++++ EXTRACTED MATERIAL ++++

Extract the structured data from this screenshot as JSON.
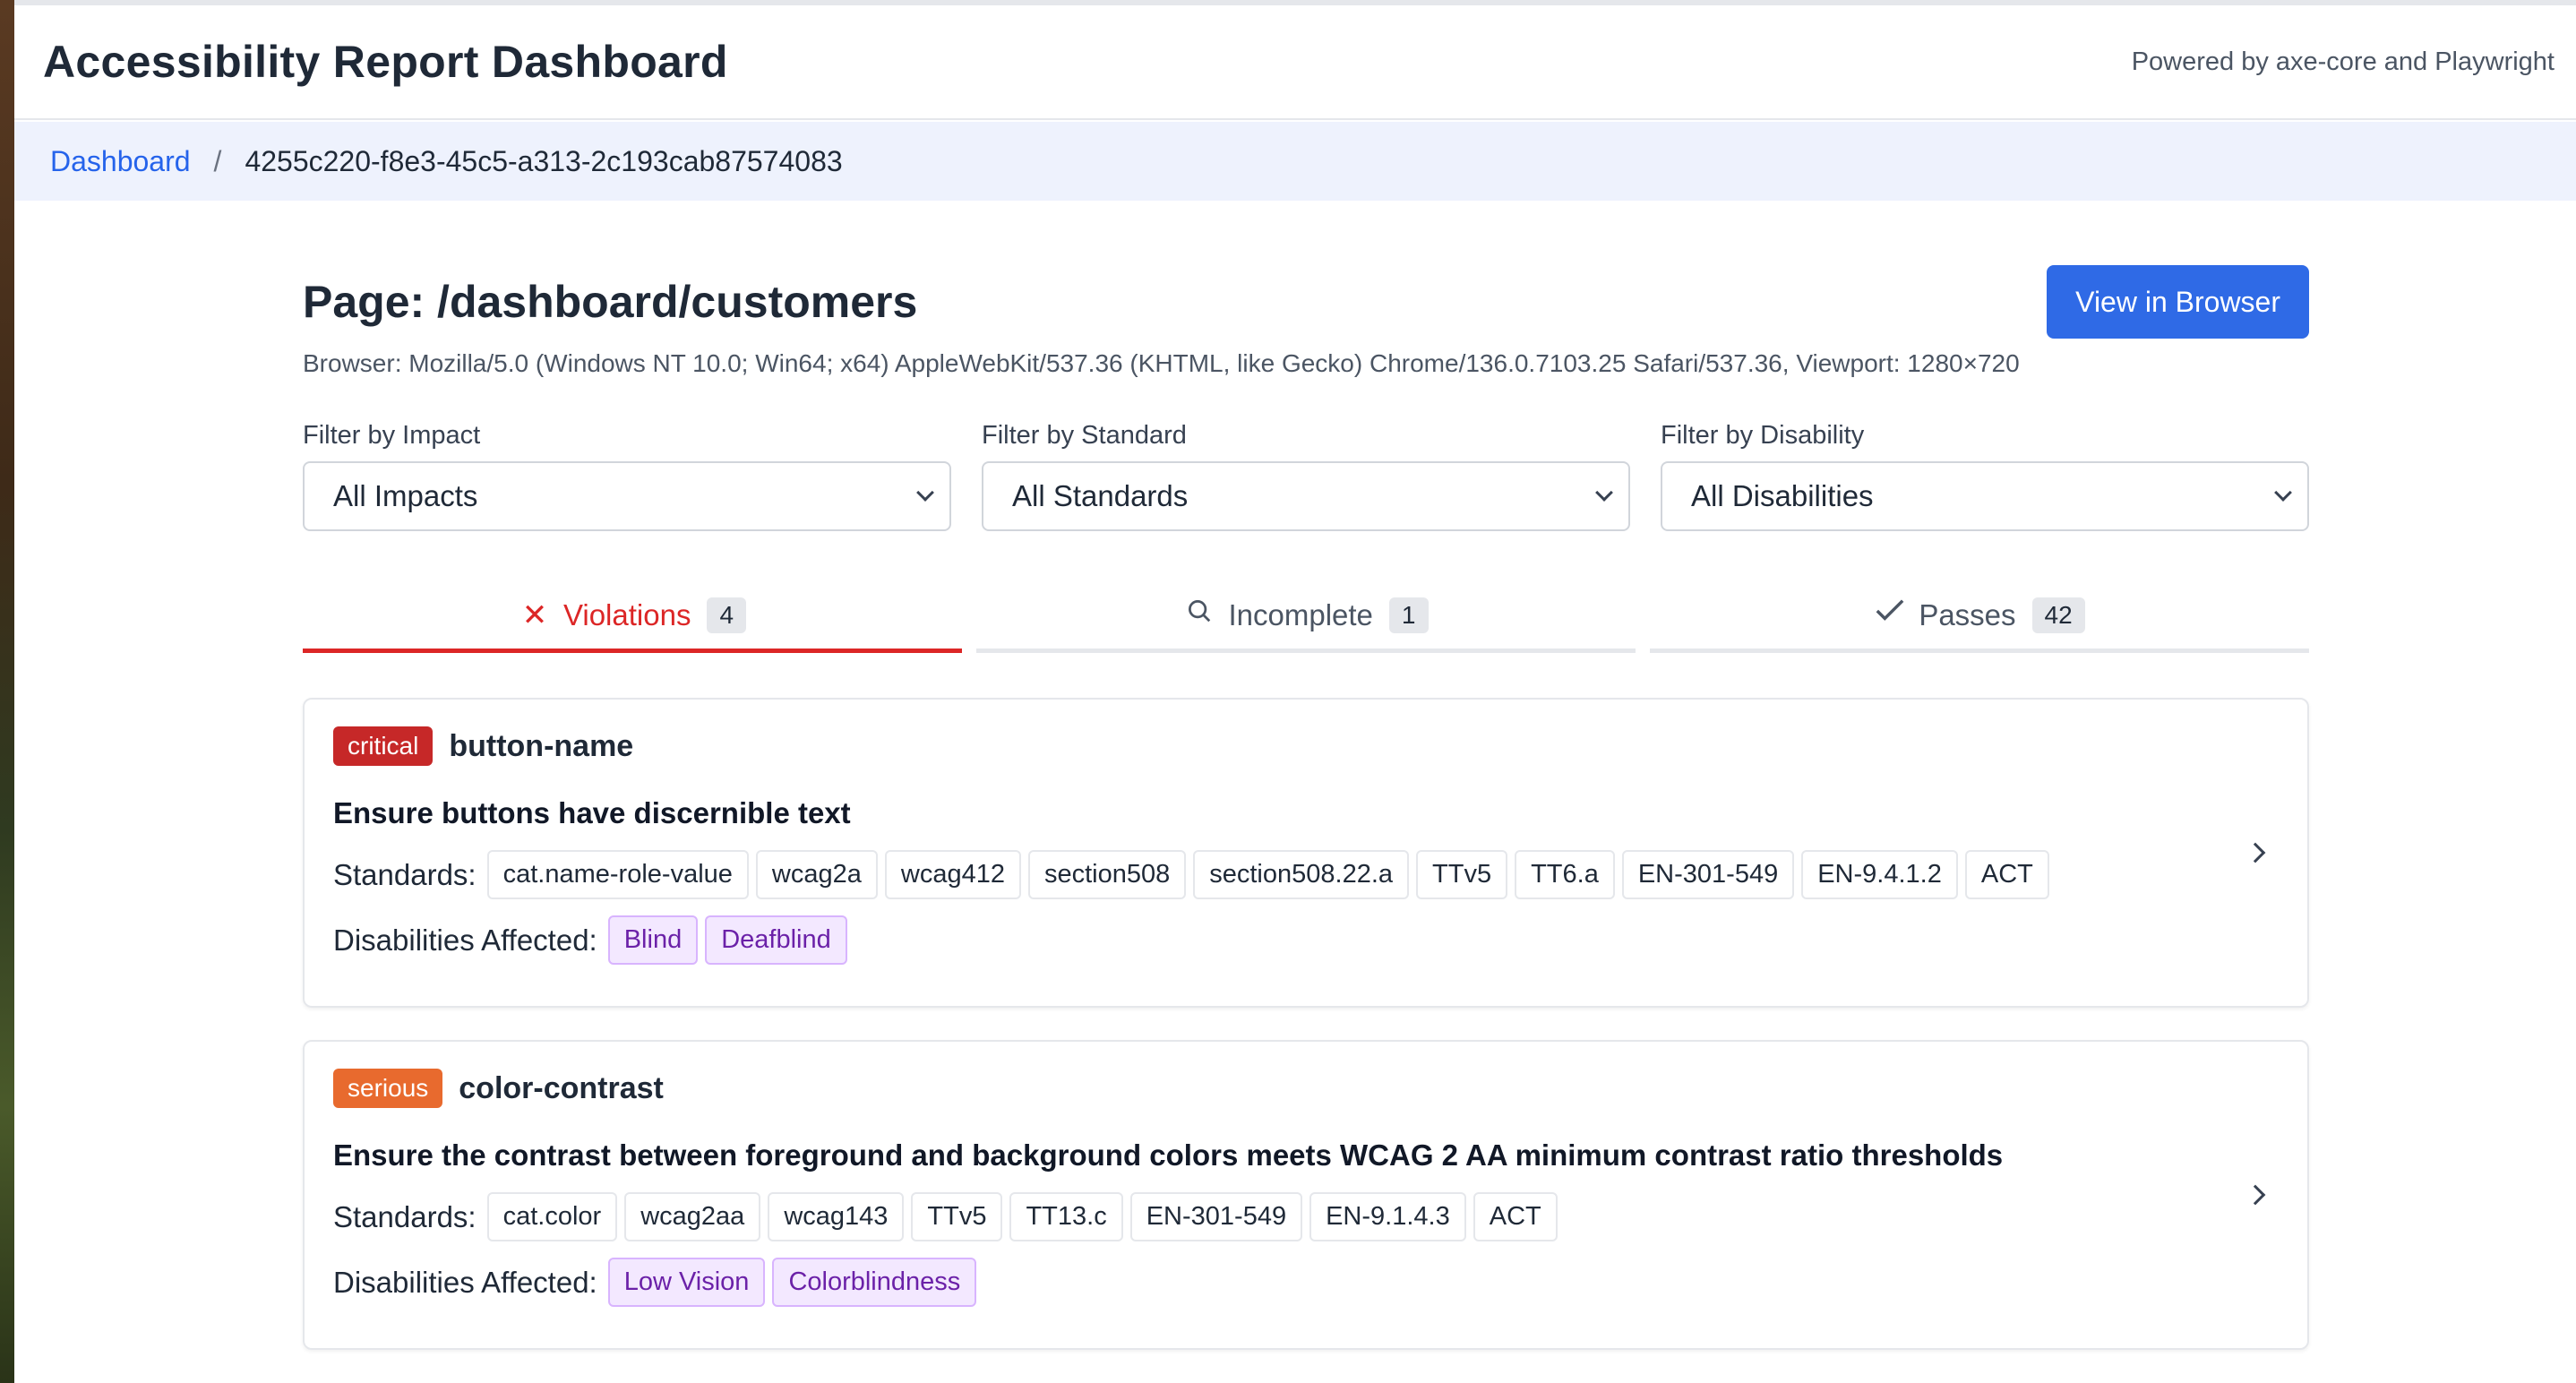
{
  "header": {
    "title": "Accessibility Report Dashboard",
    "powered_by": "Powered by axe-core and Playwright"
  },
  "breadcrumb": {
    "root": "Dashboard",
    "separator": "/",
    "current": "4255c220-f8e3-45c5-a313-2c193cab87574083"
  },
  "page": {
    "title": "Page: /dashboard/customers",
    "view_button": "View in Browser",
    "browser_info": "Browser: Mozilla/5.0 (Windows NT 10.0; Win64; x64) AppleWebKit/537.36 (KHTML, like Gecko) Chrome/136.0.7103.25 Safari/537.36, Viewport: 1280×720"
  },
  "filters": [
    {
      "label": "Filter by Impact",
      "value": "All Impacts"
    },
    {
      "label": "Filter by Standard",
      "value": "All Standards"
    },
    {
      "label": "Filter by Disability",
      "value": "All Disabilities"
    }
  ],
  "tabs": [
    {
      "label": "Violations",
      "count": "4",
      "icon": "x-icon",
      "active": true
    },
    {
      "label": "Incomplete",
      "count": "1",
      "icon": "search-icon",
      "active": false
    },
    {
      "label": "Passes",
      "count": "42",
      "icon": "check-icon",
      "active": false
    }
  ],
  "labels": {
    "standards": "Standards:",
    "disabilities": "Disabilities Affected:"
  },
  "violations": [
    {
      "impact": "critical",
      "rule_id": "button-name",
      "description": "Ensure buttons have discernible text",
      "standards": [
        "cat.name-role-value",
        "wcag2a",
        "wcag412",
        "section508",
        "section508.22.a",
        "TTv5",
        "TT6.a",
        "EN-301-549",
        "EN-9.4.1.2",
        "ACT"
      ],
      "disabilities": [
        "Blind",
        "Deafblind"
      ]
    },
    {
      "impact": "serious",
      "rule_id": "color-contrast",
      "description": "Ensure the contrast between foreground and background colors meets WCAG 2 AA minimum contrast ratio thresholds",
      "standards": [
        "cat.color",
        "wcag2aa",
        "wcag143",
        "TTv5",
        "TT13.c",
        "EN-301-549",
        "EN-9.1.4.3",
        "ACT"
      ],
      "disabilities": [
        "Low Vision",
        "Colorblindness"
      ]
    }
  ],
  "colors": {
    "accent": "#2f6ae6",
    "critical": "#c62828",
    "serious": "#e86a2e",
    "violation_tab": "#dc2626"
  }
}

++++

> DESCRIPTION OF THE TASK
Your task is to set down the records shown above exactly, minus any pictures.

> EXERCISE RESULT
Extract the structured data from this screenshot as JSON.
{
  "header": {
    "title": "Accessibility Report Dashboard",
    "powered_by": "Powered by axe-core and Playwright"
  },
  "breadcrumb": {
    "root": "Dashboard",
    "separator": "/",
    "current": "4255c220-f8e3-45c5-a313-2c193cab87574083"
  },
  "page": {
    "title": "Page: /dashboard/customers",
    "view_button": "View in Browser",
    "browser_info": "Browser: Mozilla/5.0 (Windows NT 10.0; Win64; x64) AppleWebKit/537.36 (KHTML, like Gecko) Chrome/136.0.7103.25 Safari/537.36, Viewport: 1280×720"
  },
  "filters": [
    {
      "label": "Filter by Impact",
      "value": "All Impacts"
    },
    {
      "label": "Filter by Standard",
      "value": "All Standards"
    },
    {
      "label": "Filter by Disability",
      "value": "All Disabilities"
    }
  ],
  "tabs": [
    {
      "label": "Violations",
      "count": "4",
      "icon": "x-icon",
      "active": true
    },
    {
      "label": "Incomplete",
      "count": "1",
      "icon": "search-icon",
      "active": false
    },
    {
      "label": "Passes",
      "count": "42",
      "icon": "check-icon",
      "active": false
    }
  ],
  "labels": {
    "standards": "Standards:",
    "disabilities": "Disabilities Affected:"
  },
  "violations": [
    {
      "impact": "critical",
      "rule_id": "button-name",
      "description": "Ensure buttons have discernible text",
      "standards": [
        "cat.name-role-value",
        "wcag2a",
        "wcag412",
        "section508",
        "section508.22.a",
        "TTv5",
        "TT6.a",
        "EN-301-549",
        "EN-9.4.1.2",
        "ACT"
      ],
      "disabilities": [
        "Blind",
        "Deafblind"
      ]
    },
    {
      "impact": "serious",
      "rule_id": "color-contrast",
      "description": "Ensure the contrast between foreground and background colors meets WCAG 2 AA minimum contrast ratio thresholds",
      "standards": [
        "cat.color",
        "wcag2aa",
        "wcag143",
        "TTv5",
        "TT13.c",
        "EN-301-549",
        "EN-9.1.4.3",
        "ACT"
      ],
      "disabilities": [
        "Low Vision",
        "Colorblindness"
      ]
    }
  ],
  "colors": {
    "accent": "#2f6ae6",
    "critical": "#c62828",
    "serious": "#e86a2e",
    "violation_tab": "#dc2626"
  }
}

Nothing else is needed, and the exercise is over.